Give every line from the entries that contains "Chapelotte".

>>

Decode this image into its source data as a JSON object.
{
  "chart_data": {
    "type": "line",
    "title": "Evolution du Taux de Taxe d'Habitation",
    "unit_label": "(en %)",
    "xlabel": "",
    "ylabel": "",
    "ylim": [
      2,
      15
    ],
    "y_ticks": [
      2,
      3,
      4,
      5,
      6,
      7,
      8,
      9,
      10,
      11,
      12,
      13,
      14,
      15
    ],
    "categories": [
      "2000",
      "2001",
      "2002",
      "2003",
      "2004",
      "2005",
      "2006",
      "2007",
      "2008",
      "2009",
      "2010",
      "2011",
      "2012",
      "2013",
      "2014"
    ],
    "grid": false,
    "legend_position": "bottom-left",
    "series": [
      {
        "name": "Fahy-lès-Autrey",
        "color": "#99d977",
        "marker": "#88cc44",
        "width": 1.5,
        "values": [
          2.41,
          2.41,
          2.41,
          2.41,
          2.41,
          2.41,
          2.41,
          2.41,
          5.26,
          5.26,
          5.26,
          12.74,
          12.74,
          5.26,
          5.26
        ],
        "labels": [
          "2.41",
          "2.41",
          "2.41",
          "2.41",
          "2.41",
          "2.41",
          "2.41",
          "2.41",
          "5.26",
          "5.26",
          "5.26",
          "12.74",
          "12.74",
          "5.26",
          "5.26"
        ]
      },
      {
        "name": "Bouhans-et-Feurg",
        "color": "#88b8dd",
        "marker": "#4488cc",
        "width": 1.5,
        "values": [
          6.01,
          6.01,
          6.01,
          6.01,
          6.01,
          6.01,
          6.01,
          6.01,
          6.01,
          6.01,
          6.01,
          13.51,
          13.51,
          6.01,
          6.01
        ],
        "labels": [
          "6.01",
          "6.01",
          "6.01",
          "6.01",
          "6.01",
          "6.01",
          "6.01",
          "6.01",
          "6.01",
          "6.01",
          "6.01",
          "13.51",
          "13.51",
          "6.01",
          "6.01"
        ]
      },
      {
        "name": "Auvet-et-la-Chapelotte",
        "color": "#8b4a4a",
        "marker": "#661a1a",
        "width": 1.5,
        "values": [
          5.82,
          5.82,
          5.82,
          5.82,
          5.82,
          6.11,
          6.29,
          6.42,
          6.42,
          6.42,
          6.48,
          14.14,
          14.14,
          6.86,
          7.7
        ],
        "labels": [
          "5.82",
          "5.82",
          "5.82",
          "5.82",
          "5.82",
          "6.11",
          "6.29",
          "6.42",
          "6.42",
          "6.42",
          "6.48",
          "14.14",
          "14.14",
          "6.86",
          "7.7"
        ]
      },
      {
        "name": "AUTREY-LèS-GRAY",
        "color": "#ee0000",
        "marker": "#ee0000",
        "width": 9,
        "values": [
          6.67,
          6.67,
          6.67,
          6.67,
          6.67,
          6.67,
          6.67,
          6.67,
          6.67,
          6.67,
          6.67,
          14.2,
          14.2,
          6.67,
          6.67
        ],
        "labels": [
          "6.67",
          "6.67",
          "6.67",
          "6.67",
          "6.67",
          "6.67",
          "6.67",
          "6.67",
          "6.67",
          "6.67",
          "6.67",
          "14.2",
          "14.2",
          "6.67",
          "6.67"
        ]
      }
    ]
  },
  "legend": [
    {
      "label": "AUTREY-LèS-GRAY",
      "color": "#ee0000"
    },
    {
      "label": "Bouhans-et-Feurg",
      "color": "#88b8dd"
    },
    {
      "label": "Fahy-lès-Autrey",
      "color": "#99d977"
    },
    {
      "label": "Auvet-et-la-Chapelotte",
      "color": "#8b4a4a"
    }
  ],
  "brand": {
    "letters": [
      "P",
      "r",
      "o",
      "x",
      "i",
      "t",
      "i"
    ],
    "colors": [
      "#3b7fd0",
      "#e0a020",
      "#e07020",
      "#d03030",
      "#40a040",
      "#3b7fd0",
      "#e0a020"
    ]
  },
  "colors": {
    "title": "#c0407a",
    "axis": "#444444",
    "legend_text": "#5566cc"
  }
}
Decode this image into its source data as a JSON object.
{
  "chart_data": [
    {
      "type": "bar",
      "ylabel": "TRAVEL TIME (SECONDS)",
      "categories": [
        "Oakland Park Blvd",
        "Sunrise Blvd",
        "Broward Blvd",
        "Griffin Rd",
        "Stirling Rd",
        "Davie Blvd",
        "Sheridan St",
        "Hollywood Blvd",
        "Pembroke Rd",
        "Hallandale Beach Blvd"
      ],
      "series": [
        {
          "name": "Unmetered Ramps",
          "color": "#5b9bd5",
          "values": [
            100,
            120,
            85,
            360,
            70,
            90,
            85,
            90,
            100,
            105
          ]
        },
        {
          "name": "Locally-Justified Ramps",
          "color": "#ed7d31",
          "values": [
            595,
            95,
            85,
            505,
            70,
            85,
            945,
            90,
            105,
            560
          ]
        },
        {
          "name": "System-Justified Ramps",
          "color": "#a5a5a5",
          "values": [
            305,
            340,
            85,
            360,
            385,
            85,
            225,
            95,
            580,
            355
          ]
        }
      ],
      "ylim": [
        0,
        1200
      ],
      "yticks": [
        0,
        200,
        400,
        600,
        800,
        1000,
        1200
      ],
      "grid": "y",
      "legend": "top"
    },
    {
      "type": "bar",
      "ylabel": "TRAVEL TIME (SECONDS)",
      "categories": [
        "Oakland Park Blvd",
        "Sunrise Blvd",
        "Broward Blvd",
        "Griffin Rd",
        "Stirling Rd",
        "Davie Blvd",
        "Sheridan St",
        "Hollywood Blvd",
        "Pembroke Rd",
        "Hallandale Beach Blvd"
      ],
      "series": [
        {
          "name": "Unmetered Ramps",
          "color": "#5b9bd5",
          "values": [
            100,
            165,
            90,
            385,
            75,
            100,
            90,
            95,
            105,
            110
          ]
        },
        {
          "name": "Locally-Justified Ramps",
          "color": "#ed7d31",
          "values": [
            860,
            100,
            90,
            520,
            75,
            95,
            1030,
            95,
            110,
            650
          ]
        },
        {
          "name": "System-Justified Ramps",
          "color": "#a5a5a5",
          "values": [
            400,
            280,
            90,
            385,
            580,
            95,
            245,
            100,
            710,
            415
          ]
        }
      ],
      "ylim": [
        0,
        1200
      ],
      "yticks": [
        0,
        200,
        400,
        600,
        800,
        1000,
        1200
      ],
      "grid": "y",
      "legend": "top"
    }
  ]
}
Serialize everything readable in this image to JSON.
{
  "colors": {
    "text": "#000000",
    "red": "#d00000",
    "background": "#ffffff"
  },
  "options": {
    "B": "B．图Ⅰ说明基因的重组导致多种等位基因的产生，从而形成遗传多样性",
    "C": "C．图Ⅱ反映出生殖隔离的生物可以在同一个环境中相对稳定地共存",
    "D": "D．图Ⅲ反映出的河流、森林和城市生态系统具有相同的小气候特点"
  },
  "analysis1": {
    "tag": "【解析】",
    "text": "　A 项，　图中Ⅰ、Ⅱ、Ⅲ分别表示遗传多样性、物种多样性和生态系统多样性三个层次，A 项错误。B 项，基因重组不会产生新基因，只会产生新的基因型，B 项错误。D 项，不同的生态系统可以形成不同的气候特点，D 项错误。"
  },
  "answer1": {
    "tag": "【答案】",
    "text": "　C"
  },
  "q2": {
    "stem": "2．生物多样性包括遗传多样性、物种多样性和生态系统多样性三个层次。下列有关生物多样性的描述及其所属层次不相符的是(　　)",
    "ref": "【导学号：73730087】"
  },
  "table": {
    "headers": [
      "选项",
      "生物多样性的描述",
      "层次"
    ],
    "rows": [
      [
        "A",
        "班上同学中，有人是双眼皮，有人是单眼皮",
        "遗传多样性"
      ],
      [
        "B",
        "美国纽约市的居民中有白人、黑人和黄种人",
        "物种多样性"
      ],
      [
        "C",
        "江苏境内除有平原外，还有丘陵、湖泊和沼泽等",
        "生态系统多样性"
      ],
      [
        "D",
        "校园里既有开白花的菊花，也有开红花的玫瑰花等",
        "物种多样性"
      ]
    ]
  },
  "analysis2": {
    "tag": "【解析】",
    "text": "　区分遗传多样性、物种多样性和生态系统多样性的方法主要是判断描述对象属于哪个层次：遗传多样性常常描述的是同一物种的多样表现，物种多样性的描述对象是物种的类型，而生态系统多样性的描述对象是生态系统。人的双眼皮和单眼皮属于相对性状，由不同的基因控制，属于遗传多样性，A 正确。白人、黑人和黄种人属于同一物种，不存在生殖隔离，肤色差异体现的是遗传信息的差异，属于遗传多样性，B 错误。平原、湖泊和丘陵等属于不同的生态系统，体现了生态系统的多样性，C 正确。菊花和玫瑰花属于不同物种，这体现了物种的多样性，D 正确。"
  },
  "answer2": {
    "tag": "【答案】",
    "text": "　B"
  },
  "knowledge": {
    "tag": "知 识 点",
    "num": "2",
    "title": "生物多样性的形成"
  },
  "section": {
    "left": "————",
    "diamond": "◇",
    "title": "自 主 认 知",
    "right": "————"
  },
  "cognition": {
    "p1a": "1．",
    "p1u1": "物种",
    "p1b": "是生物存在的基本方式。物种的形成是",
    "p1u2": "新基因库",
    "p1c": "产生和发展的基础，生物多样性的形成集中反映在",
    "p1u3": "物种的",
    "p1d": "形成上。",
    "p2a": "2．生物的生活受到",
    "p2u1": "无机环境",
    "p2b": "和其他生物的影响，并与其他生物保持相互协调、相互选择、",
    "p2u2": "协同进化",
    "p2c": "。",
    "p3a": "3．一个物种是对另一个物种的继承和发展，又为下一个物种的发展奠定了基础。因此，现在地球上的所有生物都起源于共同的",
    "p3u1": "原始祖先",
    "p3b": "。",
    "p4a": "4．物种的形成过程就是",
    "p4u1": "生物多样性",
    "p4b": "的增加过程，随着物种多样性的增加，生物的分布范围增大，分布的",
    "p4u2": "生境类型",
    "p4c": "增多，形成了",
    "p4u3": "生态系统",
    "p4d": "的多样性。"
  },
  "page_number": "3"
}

<<

FULL SOLUTION:
        "name": "Auvet-et-la-Chapelotte",
      "label": "Auvet-et-la-Chapelotte",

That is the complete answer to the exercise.